*Goal:* Restate the records below word for word.

Records about charts and figures:
* * * * * * * * *
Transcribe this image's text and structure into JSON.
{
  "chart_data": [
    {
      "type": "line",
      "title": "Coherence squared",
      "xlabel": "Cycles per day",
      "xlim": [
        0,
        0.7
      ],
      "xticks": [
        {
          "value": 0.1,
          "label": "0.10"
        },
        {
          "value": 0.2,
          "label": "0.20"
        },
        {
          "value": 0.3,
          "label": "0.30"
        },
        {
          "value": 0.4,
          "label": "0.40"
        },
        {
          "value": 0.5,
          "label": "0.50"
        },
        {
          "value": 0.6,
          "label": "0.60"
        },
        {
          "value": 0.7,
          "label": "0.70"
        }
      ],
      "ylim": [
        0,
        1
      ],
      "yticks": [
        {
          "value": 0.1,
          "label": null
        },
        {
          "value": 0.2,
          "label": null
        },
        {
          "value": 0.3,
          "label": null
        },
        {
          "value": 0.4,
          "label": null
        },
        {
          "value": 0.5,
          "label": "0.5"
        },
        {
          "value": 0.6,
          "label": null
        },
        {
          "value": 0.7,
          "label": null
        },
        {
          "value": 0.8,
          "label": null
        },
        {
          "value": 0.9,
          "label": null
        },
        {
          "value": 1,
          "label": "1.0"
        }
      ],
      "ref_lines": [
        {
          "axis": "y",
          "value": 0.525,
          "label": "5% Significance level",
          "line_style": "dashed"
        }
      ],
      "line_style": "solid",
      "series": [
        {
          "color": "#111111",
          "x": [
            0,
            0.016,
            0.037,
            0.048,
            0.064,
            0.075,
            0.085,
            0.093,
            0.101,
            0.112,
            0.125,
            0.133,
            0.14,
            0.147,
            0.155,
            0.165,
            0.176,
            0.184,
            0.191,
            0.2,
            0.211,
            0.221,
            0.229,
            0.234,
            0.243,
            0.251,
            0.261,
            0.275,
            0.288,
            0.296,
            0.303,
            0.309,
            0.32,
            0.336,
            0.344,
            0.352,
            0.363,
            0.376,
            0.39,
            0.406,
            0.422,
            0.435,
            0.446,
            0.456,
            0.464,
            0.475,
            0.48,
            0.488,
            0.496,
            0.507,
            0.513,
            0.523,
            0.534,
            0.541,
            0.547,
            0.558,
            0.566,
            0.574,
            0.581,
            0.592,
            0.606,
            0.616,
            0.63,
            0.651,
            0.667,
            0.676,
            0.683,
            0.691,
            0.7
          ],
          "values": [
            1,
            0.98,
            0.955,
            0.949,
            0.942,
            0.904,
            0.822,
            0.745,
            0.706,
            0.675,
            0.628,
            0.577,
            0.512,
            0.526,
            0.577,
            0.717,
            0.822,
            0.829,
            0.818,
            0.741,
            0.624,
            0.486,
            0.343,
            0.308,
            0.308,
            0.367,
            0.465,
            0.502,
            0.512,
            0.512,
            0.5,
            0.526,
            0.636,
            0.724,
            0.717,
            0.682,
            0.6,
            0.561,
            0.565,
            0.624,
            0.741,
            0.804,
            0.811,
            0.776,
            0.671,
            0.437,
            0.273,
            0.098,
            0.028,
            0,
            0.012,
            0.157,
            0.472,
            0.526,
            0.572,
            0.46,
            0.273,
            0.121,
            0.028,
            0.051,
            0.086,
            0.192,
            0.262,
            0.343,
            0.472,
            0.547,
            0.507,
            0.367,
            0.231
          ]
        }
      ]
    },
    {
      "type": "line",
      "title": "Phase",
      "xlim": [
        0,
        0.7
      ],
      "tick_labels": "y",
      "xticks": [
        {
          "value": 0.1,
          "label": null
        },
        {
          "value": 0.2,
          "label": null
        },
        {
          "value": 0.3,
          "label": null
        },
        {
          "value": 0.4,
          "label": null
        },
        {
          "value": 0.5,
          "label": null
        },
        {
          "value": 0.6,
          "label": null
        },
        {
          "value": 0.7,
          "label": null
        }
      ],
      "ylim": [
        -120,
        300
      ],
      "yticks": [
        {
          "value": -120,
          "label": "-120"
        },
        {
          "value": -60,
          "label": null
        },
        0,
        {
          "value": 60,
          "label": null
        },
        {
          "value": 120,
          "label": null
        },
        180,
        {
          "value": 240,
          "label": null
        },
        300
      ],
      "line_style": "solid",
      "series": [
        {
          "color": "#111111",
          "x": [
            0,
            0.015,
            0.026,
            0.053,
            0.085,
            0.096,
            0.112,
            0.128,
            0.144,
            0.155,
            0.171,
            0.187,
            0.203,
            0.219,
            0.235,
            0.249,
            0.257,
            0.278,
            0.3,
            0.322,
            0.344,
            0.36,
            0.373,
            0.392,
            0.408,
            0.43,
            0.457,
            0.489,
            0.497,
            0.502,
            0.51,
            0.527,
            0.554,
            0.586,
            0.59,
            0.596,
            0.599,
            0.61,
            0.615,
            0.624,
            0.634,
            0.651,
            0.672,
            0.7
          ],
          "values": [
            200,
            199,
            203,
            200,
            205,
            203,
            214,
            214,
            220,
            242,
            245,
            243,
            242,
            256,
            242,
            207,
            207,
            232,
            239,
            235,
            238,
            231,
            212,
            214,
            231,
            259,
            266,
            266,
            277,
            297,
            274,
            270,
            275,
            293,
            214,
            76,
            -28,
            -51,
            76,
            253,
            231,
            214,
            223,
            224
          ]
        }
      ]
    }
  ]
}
* * * * * * * * *
*Expected answer:*
Transcribe this image's text and structure into JSON.
{
  "chart_data": [
    {
      "type": "line",
      "title": "Coherence squared",
      "xlabel": "Cycles per day",
      "xlim": [
        0,
        0.7
      ],
      "xticks": [
        {
          "value": 0.1,
          "label": "0.10"
        },
        {
          "value": 0.2,
          "label": "0.20"
        },
        {
          "value": 0.3,
          "label": "0.30"
        },
        {
          "value": 0.4,
          "label": "0.40"
        },
        {
          "value": 0.5,
          "label": "0.50"
        },
        {
          "value": 0.6,
          "label": "0.60"
        },
        {
          "value": 0.7,
          "label": "0.70"
        }
      ],
      "ylim": [
        0,
        1
      ],
      "yticks": [
        {
          "value": 0.1,
          "label": null
        },
        {
          "value": 0.2,
          "label": null
        },
        {
          "value": 0.3,
          "label": null
        },
        {
          "value": 0.4,
          "label": null
        },
        {
          "value": 0.5,
          "label": "0.5"
        },
        {
          "value": 0.6,
          "label": null
        },
        {
          "value": 0.7,
          "label": null
        },
        {
          "value": 0.8,
          "label": null
        },
        {
          "value": 0.9,
          "label": null
        },
        {
          "value": 1,
          "label": "1.0"
        }
      ],
      "ref_lines": [
        {
          "axis": "y",
          "value": 0.525,
          "label": "5% Significance level",
          "line_style": "dashed"
        }
      ],
      "line_style": "solid",
      "series": [
        {
          "color": "#111111",
          "x": [
            0,
            0.016,
            0.037,
            0.048,
            0.064,
            0.075,
            0.085,
            0.093,
            0.101,
            0.112,
            0.125,
            0.133,
            0.14,
            0.147,
            0.155,
            0.165,
            0.176,
            0.184,
            0.191,
            0.2,
            0.211,
            0.221,
            0.229,
            0.234,
            0.243,
            0.251,
            0.261,
            0.275,
            0.288,
            0.296,
            0.303,
            0.309,
            0.32,
            0.336,
            0.344,
            0.352,
            0.363,
            0.376,
            0.39,
            0.406,
            0.422,
            0.435,
            0.446,
            0.456,
            0.464,
            0.475,
            0.48,
            0.488,
            0.496,
            0.507,
            0.513,
            0.523,
            0.534,
            0.541,
            0.547,
            0.558,
            0.566,
            0.574,
            0.581,
            0.592,
            0.606,
            0.616,
            0.63,
            0.651,
            0.667,
            0.676,
            0.683,
            0.691,
            0.7
          ],
          "values": [
            1,
            0.98,
            0.955,
            0.949,
            0.942,
            0.904,
            0.822,
            0.745,
            0.706,
            0.675,
            0.628,
            0.577,
            0.512,
            0.526,
            0.577,
            0.717,
            0.822,
            0.829,
            0.818,
            0.741,
            0.624,
            0.486,
            0.343,
            0.308,
            0.308,
            0.367,
            0.465,
            0.502,
            0.512,
            0.512,
            0.5,
            0.526,
            0.636,
            0.724,
            0.717,
            0.682,
            0.6,
            0.561,
            0.565,
            0.624,
            0.741,
            0.804,
            0.811,
            0.776,
            0.671,
            0.437,
            0.273,
            0.098,
            0.028,
            0,
            0.012,
            0.157,
            0.472,
            0.526,
            0.572,
            0.46,
            0.273,
            0.121,
            0.028,
            0.051,
            0.086,
            0.192,
            0.262,
            0.343,
            0.472,
            0.547,
            0.507,
            0.367,
            0.231
          ]
        }
      ]
    },
    {
      "type": "line",
      "title": "Phase",
      "xlim": [
        0,
        0.7
      ],
      "tick_labels": "y",
      "xticks": [
        {
          "value": 0.1,
          "label": null
        },
        {
          "value": 0.2,
          "label": null
        },
        {
          "value": 0.3,
          "label": null
        },
        {
          "value": 0.4,
          "label": null
        },
        {
          "value": 0.5,
          "label": null
        },
        {
          "value": 0.6,
          "label": null
        },
        {
          "value": 0.7,
          "label": null
        }
      ],
      "ylim": [
        -120,
        300
      ],
      "yticks": [
        {
          "value": -120,
          "label": "-120"
        },
        {
          "value": -60,
          "label": null
        },
        0,
        {
          "value": 60,
          "label": null
        },
        {
          "value": 120,
          "label": null
        },
        180,
        {
          "value": 240,
          "label": null
        },
        300
      ],
      "line_style": "solid",
      "series": [
        {
          "color": "#111111",
          "x": [
            0,
            0.015,
            0.026,
            0.053,
            0.085,
            0.096,
            0.112,
            0.128,
            0.144,
            0.155,
            0.171,
            0.187,
            0.203,
            0.219,
            0.235,
            0.249,
            0.257,
            0.278,
            0.3,
            0.322,
            0.344,
            0.36,
            0.373,
            0.392,
            0.408,
            0.43,
            0.457,
            0.489,
            0.497,
            0.502,
            0.51,
            0.527,
            0.554,
            0.586,
            0.59,
            0.596,
            0.599,
            0.61,
            0.615,
            0.624,
            0.634,
            0.651,
            0.672,
            0.7
          ],
          "values": [
            200,
            199,
            203,
            200,
            205,
            203,
            214,
            214,
            220,
            242,
            245,
            243,
            242,
            256,
            242,
            207,
            207,
            232,
            239,
            235,
            238,
            231,
            212,
            214,
            231,
            259,
            266,
            266,
            277,
            297,
            274,
            270,
            275,
            293,
            214,
            76,
            -28,
            -51,
            76,
            253,
            231,
            214,
            223,
            224
          ]
        }
      ]
    }
  ]
}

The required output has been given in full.